-- start INPUT DATA --
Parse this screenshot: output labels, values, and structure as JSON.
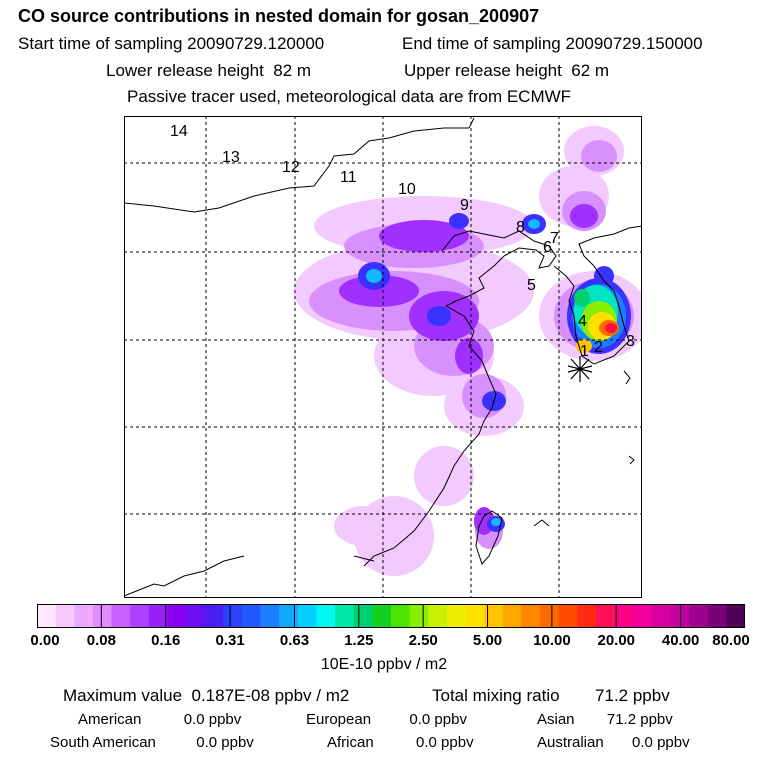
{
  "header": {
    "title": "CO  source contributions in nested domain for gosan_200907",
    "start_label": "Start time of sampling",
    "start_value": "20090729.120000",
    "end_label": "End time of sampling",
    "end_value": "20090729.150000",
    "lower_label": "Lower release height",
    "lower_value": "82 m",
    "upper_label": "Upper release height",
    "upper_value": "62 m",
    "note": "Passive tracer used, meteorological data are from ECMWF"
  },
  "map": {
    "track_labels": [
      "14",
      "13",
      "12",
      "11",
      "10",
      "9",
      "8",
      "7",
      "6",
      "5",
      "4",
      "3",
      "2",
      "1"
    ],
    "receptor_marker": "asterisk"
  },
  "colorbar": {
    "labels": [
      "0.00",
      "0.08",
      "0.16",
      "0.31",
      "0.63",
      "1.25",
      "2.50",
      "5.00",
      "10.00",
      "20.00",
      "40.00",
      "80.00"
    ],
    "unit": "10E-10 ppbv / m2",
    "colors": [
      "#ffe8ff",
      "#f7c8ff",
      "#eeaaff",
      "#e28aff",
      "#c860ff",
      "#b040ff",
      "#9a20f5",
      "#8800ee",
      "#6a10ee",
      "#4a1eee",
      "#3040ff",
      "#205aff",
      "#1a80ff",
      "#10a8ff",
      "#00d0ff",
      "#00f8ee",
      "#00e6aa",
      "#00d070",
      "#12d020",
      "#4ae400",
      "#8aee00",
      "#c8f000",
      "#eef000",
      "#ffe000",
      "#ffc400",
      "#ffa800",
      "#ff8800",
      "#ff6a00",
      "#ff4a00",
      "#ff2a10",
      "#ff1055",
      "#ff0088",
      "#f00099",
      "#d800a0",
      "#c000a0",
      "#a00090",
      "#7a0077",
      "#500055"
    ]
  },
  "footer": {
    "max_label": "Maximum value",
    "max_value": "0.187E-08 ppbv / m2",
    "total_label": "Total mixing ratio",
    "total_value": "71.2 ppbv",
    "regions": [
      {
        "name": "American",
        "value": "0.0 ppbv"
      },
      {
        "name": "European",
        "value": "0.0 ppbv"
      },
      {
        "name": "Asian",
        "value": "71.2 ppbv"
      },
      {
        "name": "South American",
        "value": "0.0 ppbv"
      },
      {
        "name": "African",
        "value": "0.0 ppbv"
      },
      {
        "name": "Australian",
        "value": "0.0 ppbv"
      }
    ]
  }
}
-- end INPUT DATA --
Without the pictures, reproduce every line of the records above exactly.

Parse this screenshot: output labels, values, and structure as JSON.
{
  "header": {
    "title": "CO  source contributions in nested domain for gosan_200907",
    "start_label": "Start time of sampling",
    "start_value": "20090729.120000",
    "end_label": "End time of sampling",
    "end_value": "20090729.150000",
    "lower_label": "Lower release height",
    "lower_value": "82 m",
    "upper_label": "Upper release height",
    "upper_value": "62 m",
    "note": "Passive tracer used, meteorological data are from ECMWF"
  },
  "map": {
    "track_labels": [
      "14",
      "13",
      "12",
      "11",
      "10",
      "9",
      "8",
      "7",
      "6",
      "5",
      "4",
      "3",
      "2",
      "1"
    ],
    "receptor_marker": "asterisk"
  },
  "colorbar": {
    "labels": [
      "0.00",
      "0.08",
      "0.16",
      "0.31",
      "0.63",
      "1.25",
      "2.50",
      "5.00",
      "10.00",
      "20.00",
      "40.00",
      "80.00"
    ],
    "unit": "10E-10 ppbv / m2",
    "colors": [
      "#ffe8ff",
      "#f7c8ff",
      "#eeaaff",
      "#e28aff",
      "#c860ff",
      "#b040ff",
      "#9a20f5",
      "#8800ee",
      "#6a10ee",
      "#4a1eee",
      "#3040ff",
      "#205aff",
      "#1a80ff",
      "#10a8ff",
      "#00d0ff",
      "#00f8ee",
      "#00e6aa",
      "#00d070",
      "#12d020",
      "#4ae400",
      "#8aee00",
      "#c8f000",
      "#eef000",
      "#ffe000",
      "#ffc400",
      "#ffa800",
      "#ff8800",
      "#ff6a00",
      "#ff4a00",
      "#ff2a10",
      "#ff1055",
      "#ff0088",
      "#f00099",
      "#d800a0",
      "#c000a0",
      "#a00090",
      "#7a0077",
      "#500055"
    ]
  },
  "footer": {
    "max_label": "Maximum value",
    "max_value": "0.187E-08 ppbv / m2",
    "total_label": "Total mixing ratio",
    "total_value": "71.2 ppbv",
    "regions": [
      {
        "name": "American",
        "value": "0.0 ppbv"
      },
      {
        "name": "European",
        "value": "0.0 ppbv"
      },
      {
        "name": "Asian",
        "value": "71.2 ppbv"
      },
      {
        "name": "South American",
        "value": "0.0 ppbv"
      },
      {
        "name": "African",
        "value": "0.0 ppbv"
      },
      {
        "name": "Australian",
        "value": "0.0 ppbv"
      }
    ]
  }
}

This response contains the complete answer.